• **PROVIDED RECORDS**:
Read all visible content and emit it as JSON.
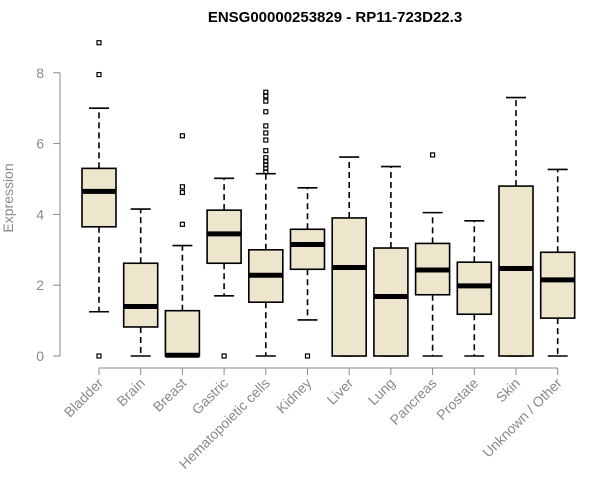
{
  "chart_data": {
    "type": "boxplot",
    "title": "ENSG00000253829 - RP11-723D22.3",
    "xlabel": "",
    "ylabel": "Expression",
    "ylim": [
      0,
      9
    ],
    "yticks": [
      0,
      2,
      4,
      6,
      8
    ],
    "categories": [
      "Bladder",
      "Brain",
      "Breast",
      "Gastric",
      "Hematopoietic cells",
      "Kidney",
      "Liver",
      "Lung",
      "Pancreas",
      "Prostate",
      "Skin",
      "Unknown / Other"
    ],
    "boxes": [
      {
        "name": "Bladder",
        "min": 1.25,
        "q1": 3.65,
        "median": 4.65,
        "q3": 5.3,
        "max": 7.0,
        "outliers": [
          0,
          7.95,
          8.85
        ]
      },
      {
        "name": "Brain",
        "min": 0,
        "q1": 0.82,
        "median": 1.4,
        "q3": 2.62,
        "max": 4.15,
        "outliers": []
      },
      {
        "name": "Breast",
        "min": 0,
        "q1": 0,
        "median": 0.02,
        "q3": 1.28,
        "max": 3.12,
        "outliers": [
          3.72,
          4.62,
          4.78,
          6.22
        ]
      },
      {
        "name": "Gastric",
        "min": 1.7,
        "q1": 2.62,
        "median": 3.45,
        "q3": 4.12,
        "max": 5.02,
        "outliers": [
          0
        ]
      },
      {
        "name": "Hematopoietic cells",
        "min": 0,
        "q1": 1.52,
        "median": 2.28,
        "q3": 3.0,
        "max": 5.15,
        "outliers": [
          5.2,
          5.3,
          5.4,
          5.5,
          5.6,
          5.8,
          6.1,
          6.3,
          6.5,
          6.9,
          7.2,
          7.35,
          7.45
        ]
      },
      {
        "name": "Kidney",
        "min": 1.02,
        "q1": 2.45,
        "median": 3.15,
        "q3": 3.58,
        "max": 4.75,
        "outliers": [
          0
        ]
      },
      {
        "name": "Liver",
        "min": 0,
        "q1": 0,
        "median": 2.5,
        "q3": 3.9,
        "max": 5.62,
        "outliers": []
      },
      {
        "name": "Lung",
        "min": 0,
        "q1": 0,
        "median": 1.68,
        "q3": 3.05,
        "max": 5.35,
        "outliers": []
      },
      {
        "name": "Pancreas",
        "min": 0,
        "q1": 1.73,
        "median": 2.43,
        "q3": 3.18,
        "max": 4.05,
        "outliers": [
          5.68
        ]
      },
      {
        "name": "Prostate",
        "min": 0,
        "q1": 1.18,
        "median": 1.98,
        "q3": 2.65,
        "max": 3.82,
        "outliers": []
      },
      {
        "name": "Skin",
        "min": 0,
        "q1": 0,
        "median": 2.47,
        "q3": 4.8,
        "max": 7.3,
        "outliers": []
      },
      {
        "name": "Unknown / Other",
        "min": 0,
        "q1": 1.07,
        "median": 2.15,
        "q3": 2.93,
        "max": 5.27,
        "outliers": []
      }
    ]
  }
}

• **BRIEF**: Return the material above verbatim, minus the pictures.

• **COMPLETED TASK**:
Read all visible content and emit it as JSON.
{
  "chart_data": {
    "type": "boxplot",
    "title": "ENSG00000253829 - RP11-723D22.3",
    "xlabel": "",
    "ylabel": "Expression",
    "ylim": [
      0,
      9
    ],
    "yticks": [
      0,
      2,
      4,
      6,
      8
    ],
    "categories": [
      "Bladder",
      "Brain",
      "Breast",
      "Gastric",
      "Hematopoietic cells",
      "Kidney",
      "Liver",
      "Lung",
      "Pancreas",
      "Prostate",
      "Skin",
      "Unknown / Other"
    ],
    "boxes": [
      {
        "name": "Bladder",
        "min": 1.25,
        "q1": 3.65,
        "median": 4.65,
        "q3": 5.3,
        "max": 7.0,
        "outliers": [
          0,
          7.95,
          8.85
        ]
      },
      {
        "name": "Brain",
        "min": 0,
        "q1": 0.82,
        "median": 1.4,
        "q3": 2.62,
        "max": 4.15,
        "outliers": []
      },
      {
        "name": "Breast",
        "min": 0,
        "q1": 0,
        "median": 0.02,
        "q3": 1.28,
        "max": 3.12,
        "outliers": [
          3.72,
          4.62,
          4.78,
          6.22
        ]
      },
      {
        "name": "Gastric",
        "min": 1.7,
        "q1": 2.62,
        "median": 3.45,
        "q3": 4.12,
        "max": 5.02,
        "outliers": [
          0
        ]
      },
      {
        "name": "Hematopoietic cells",
        "min": 0,
        "q1": 1.52,
        "median": 2.28,
        "q3": 3.0,
        "max": 5.15,
        "outliers": [
          5.2,
          5.3,
          5.4,
          5.5,
          5.6,
          5.8,
          6.1,
          6.3,
          6.5,
          6.9,
          7.2,
          7.35,
          7.45
        ]
      },
      {
        "name": "Kidney",
        "min": 1.02,
        "q1": 2.45,
        "median": 3.15,
        "q3": 3.58,
        "max": 4.75,
        "outliers": [
          0
        ]
      },
      {
        "name": "Liver",
        "min": 0,
        "q1": 0,
        "median": 2.5,
        "q3": 3.9,
        "max": 5.62,
        "outliers": []
      },
      {
        "name": "Lung",
        "min": 0,
        "q1": 0,
        "median": 1.68,
        "q3": 3.05,
        "max": 5.35,
        "outliers": []
      },
      {
        "name": "Pancreas",
        "min": 0,
        "q1": 1.73,
        "median": 2.43,
        "q3": 3.18,
        "max": 4.05,
        "outliers": [
          5.68
        ]
      },
      {
        "name": "Prostate",
        "min": 0,
        "q1": 1.18,
        "median": 1.98,
        "q3": 2.65,
        "max": 3.82,
        "outliers": []
      },
      {
        "name": "Skin",
        "min": 0,
        "q1": 0,
        "median": 2.47,
        "q3": 4.8,
        "max": 7.3,
        "outliers": []
      },
      {
        "name": "Unknown / Other",
        "min": 0,
        "q1": 1.07,
        "median": 2.15,
        "q3": 2.93,
        "max": 5.27,
        "outliers": []
      }
    ]
  }
}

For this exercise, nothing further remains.